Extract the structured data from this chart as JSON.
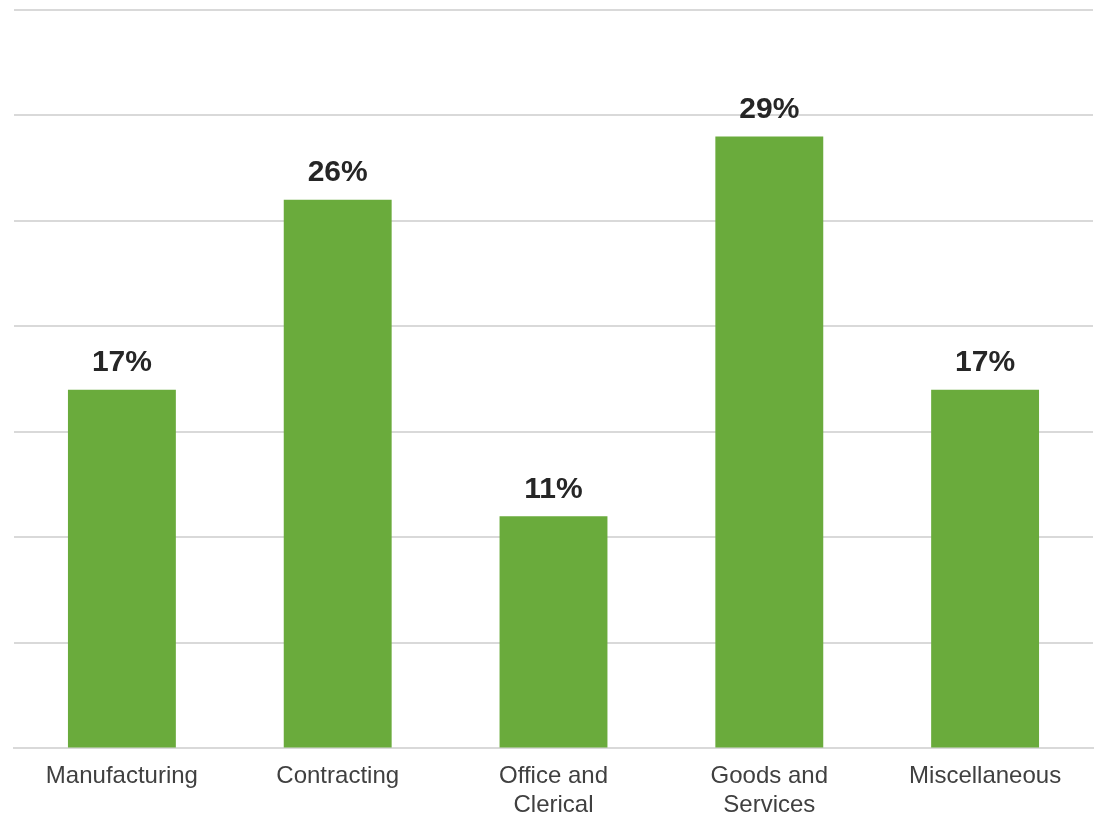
{
  "chart_data": {
    "type": "bar",
    "categories": [
      "Manufacturing",
      "Contracting",
      "Office and Clerical",
      "Goods and Services",
      "Miscellaneous"
    ],
    "values": [
      17,
      26,
      11,
      29,
      17
    ],
    "value_labels": [
      "17%",
      "26%",
      "11%",
      "29%",
      "17%"
    ],
    "color": "#6aab3c",
    "ylim": [
      0,
      35
    ],
    "yticks": [
      {
        "value": 0,
        "label": null
      },
      {
        "value": 5,
        "label": null
      },
      {
        "value": 10,
        "label": null
      },
      {
        "value": 15,
        "label": null
      },
      {
        "value": 20,
        "label": null
      },
      {
        "value": 25,
        "label": null
      },
      {
        "value": 30,
        "label": null
      },
      {
        "value": 35,
        "label": null
      }
    ],
    "grid": "y",
    "tick_labels": "x",
    "legend": false
  }
}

------------------------------------------------

▶ Objective
Transcribe each line above verbatim, with the pictures left out.

▶ Response to the task
Extract the structured data from this chart as JSON.
{
  "chart_data": {
    "type": "bar",
    "categories": [
      "Manufacturing",
      "Contracting",
      "Office and Clerical",
      "Goods and Services",
      "Miscellaneous"
    ],
    "values": [
      17,
      26,
      11,
      29,
      17
    ],
    "value_labels": [
      "17%",
      "26%",
      "11%",
      "29%",
      "17%"
    ],
    "color": "#6aab3c",
    "ylim": [
      0,
      35
    ],
    "yticks": [
      {
        "value": 0,
        "label": null
      },
      {
        "value": 5,
        "label": null
      },
      {
        "value": 10,
        "label": null
      },
      {
        "value": 15,
        "label": null
      },
      {
        "value": 20,
        "label": null
      },
      {
        "value": 25,
        "label": null
      },
      {
        "value": 30,
        "label": null
      },
      {
        "value": 35,
        "label": null
      }
    ],
    "grid": "y",
    "tick_labels": "x",
    "legend": false
  }
}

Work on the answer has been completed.